## Directions
Wherever a line holds the string "this", copy that line.

## Records provided
━━━━━━

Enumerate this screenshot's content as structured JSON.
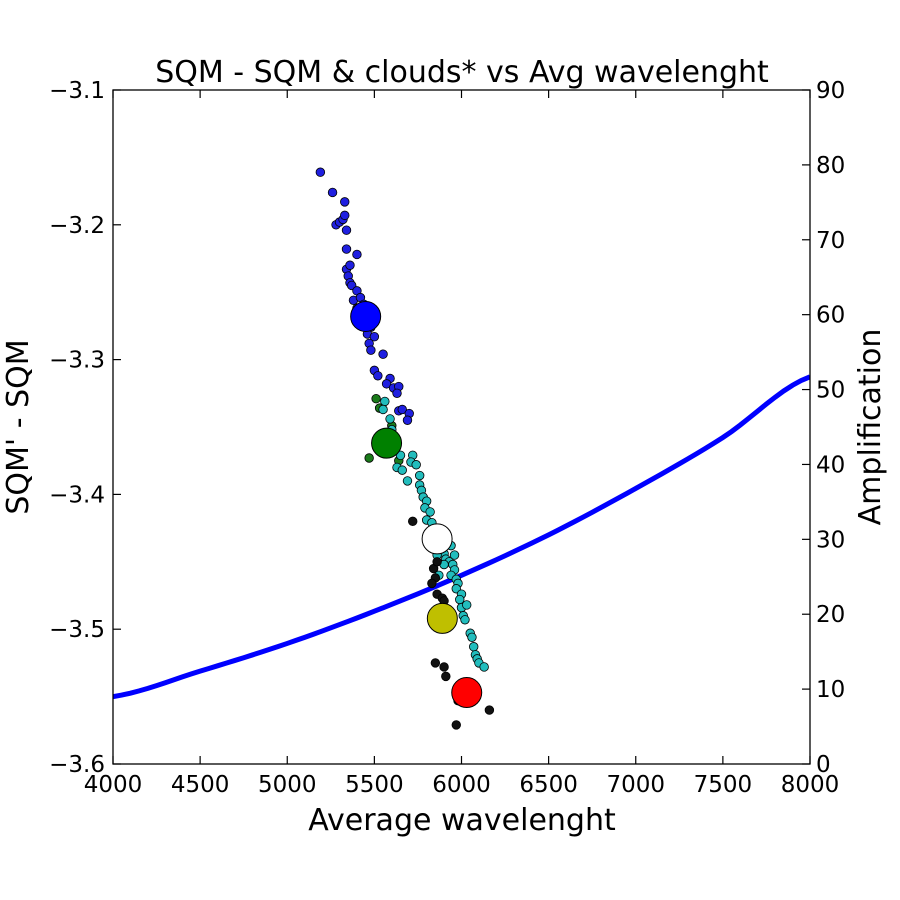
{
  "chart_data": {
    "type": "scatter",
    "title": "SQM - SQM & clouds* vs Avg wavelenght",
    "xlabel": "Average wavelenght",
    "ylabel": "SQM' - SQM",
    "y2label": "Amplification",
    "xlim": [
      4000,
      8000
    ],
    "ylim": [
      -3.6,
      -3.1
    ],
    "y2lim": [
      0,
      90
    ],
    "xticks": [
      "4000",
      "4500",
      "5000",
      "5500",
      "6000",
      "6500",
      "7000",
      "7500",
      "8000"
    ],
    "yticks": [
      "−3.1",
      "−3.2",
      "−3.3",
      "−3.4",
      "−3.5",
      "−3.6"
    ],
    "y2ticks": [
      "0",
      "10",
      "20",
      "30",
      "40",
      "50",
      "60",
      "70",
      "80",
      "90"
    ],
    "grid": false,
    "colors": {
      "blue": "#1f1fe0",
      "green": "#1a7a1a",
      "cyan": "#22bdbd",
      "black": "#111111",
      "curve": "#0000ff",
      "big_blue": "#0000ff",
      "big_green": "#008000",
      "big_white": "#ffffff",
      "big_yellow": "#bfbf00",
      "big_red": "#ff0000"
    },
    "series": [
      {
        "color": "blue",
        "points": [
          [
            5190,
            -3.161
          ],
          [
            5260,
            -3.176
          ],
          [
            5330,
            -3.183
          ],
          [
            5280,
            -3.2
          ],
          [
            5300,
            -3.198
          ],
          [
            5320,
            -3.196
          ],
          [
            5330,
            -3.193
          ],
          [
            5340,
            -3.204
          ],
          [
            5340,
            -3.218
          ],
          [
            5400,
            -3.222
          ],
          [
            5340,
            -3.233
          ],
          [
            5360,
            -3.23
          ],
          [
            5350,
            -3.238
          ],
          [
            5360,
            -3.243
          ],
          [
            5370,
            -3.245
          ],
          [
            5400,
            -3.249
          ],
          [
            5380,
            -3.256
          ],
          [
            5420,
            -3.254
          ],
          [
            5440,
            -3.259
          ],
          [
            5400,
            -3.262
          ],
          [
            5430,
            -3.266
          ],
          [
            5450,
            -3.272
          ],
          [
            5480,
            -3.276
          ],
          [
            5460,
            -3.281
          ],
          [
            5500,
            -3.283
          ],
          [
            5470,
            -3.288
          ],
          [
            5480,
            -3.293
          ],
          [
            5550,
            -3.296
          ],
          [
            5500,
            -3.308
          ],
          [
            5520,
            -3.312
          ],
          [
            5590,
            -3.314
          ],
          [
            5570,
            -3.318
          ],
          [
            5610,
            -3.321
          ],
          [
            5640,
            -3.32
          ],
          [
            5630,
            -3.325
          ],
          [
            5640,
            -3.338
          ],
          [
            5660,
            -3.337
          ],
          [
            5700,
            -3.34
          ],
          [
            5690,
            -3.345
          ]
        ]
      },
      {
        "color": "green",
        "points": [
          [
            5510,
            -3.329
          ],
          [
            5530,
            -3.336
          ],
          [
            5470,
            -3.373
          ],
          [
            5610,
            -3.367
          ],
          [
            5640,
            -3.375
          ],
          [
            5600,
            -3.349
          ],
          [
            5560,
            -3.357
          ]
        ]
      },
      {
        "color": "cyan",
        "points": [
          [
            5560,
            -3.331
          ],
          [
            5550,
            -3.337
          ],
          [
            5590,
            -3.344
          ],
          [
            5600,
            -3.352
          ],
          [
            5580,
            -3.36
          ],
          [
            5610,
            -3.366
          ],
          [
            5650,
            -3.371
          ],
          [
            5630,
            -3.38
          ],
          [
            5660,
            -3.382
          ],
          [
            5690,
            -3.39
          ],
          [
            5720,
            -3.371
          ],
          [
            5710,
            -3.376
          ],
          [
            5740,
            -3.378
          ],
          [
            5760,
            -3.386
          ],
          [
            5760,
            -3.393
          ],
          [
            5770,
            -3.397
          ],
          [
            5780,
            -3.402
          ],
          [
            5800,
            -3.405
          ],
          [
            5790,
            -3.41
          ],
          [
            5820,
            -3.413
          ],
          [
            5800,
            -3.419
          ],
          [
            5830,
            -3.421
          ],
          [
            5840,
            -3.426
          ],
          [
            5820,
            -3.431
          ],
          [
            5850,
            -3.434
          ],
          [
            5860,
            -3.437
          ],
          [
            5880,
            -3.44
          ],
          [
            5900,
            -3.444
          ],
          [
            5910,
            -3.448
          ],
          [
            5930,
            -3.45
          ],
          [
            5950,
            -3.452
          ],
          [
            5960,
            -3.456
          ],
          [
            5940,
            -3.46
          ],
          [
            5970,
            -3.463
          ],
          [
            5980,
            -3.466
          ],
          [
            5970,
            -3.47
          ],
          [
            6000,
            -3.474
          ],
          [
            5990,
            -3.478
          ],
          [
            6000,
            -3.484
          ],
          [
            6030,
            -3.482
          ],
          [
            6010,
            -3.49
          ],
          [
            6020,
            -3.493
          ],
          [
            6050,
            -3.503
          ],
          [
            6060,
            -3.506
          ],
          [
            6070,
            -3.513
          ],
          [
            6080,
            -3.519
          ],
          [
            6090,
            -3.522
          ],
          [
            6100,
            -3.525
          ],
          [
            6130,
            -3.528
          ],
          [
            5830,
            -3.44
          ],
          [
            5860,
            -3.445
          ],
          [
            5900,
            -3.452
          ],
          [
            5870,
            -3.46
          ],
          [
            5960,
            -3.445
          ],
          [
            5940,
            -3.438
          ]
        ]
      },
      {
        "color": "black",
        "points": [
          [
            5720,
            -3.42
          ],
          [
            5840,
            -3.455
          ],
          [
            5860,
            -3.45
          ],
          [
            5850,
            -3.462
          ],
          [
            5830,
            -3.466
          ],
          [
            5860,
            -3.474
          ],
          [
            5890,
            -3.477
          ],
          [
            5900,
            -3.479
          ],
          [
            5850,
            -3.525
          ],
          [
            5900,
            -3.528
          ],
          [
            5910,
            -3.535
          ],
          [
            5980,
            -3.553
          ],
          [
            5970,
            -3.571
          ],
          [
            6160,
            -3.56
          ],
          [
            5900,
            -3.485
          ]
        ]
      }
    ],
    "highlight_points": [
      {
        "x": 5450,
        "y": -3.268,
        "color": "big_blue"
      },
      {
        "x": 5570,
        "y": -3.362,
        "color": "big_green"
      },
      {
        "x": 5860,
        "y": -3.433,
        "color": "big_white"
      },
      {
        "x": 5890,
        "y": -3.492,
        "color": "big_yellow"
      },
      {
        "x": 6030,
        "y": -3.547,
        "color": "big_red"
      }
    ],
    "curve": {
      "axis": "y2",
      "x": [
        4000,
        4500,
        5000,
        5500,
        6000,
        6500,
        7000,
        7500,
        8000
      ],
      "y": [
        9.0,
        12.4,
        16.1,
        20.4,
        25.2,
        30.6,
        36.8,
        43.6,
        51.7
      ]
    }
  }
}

━━━━━━

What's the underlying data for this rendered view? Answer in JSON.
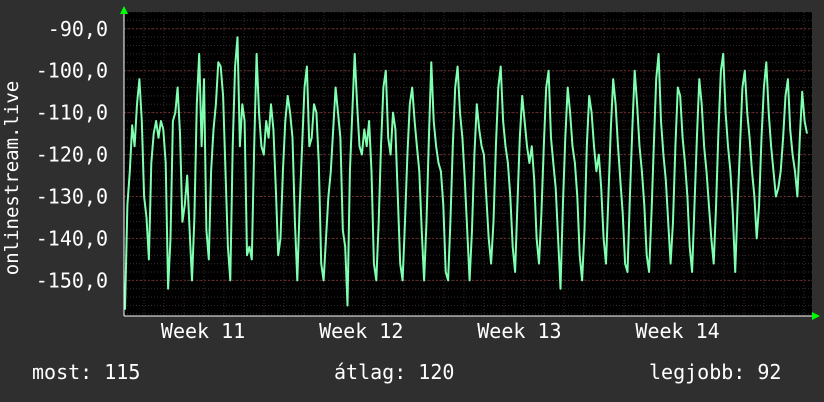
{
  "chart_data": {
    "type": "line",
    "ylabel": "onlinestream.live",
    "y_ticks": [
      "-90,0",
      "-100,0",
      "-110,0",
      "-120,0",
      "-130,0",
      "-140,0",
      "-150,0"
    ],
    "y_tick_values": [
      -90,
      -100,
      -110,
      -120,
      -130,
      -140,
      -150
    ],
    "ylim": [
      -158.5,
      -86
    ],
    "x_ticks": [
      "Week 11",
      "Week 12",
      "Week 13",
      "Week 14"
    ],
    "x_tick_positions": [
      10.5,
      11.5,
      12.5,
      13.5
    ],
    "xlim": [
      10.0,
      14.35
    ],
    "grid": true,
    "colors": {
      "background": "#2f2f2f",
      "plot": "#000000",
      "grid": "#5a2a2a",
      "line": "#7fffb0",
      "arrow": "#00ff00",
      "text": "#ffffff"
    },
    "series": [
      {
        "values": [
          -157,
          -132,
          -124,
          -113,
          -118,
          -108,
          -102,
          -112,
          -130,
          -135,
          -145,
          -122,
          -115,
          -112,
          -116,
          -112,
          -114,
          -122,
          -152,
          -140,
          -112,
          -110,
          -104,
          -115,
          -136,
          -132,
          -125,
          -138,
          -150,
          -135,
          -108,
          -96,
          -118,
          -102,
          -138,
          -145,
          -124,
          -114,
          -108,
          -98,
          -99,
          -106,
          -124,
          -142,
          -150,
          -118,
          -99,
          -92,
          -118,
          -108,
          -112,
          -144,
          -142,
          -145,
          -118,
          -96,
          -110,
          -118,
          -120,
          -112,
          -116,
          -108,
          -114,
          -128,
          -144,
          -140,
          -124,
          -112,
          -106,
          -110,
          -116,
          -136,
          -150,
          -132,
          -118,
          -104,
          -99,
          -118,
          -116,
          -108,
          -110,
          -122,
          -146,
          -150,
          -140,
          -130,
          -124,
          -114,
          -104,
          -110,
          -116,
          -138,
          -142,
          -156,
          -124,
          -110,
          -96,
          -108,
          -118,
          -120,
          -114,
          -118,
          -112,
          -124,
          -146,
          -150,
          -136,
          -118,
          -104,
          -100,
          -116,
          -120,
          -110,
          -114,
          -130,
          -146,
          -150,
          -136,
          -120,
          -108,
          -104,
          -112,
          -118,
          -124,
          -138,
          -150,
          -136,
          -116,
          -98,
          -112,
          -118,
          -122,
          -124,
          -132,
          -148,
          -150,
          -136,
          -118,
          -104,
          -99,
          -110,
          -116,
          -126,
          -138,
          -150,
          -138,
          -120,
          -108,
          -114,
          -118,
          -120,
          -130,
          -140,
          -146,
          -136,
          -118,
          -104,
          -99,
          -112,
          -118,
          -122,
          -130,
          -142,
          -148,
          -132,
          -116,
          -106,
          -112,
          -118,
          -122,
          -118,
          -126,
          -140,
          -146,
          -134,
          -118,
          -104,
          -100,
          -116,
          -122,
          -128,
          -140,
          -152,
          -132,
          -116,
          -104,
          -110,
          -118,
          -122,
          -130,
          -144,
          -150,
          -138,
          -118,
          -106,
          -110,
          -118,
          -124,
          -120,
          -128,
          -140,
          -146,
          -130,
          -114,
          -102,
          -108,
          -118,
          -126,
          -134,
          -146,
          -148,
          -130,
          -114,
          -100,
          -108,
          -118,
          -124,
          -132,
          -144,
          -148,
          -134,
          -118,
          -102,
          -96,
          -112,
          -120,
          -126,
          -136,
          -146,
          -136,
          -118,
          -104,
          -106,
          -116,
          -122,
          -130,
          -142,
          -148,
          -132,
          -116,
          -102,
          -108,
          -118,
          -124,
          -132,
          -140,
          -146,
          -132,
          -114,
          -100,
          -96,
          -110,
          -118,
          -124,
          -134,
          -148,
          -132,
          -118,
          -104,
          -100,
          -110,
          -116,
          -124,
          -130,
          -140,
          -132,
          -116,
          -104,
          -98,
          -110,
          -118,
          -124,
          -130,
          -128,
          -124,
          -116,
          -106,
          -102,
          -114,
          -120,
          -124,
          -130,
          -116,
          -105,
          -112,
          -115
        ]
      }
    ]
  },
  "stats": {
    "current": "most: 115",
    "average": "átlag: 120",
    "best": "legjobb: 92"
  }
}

━━━━━━

## Exercise response
Enumerate this screenshot's content as structured JSON.
What's the underlying data for this rendered view? Answer in JSON.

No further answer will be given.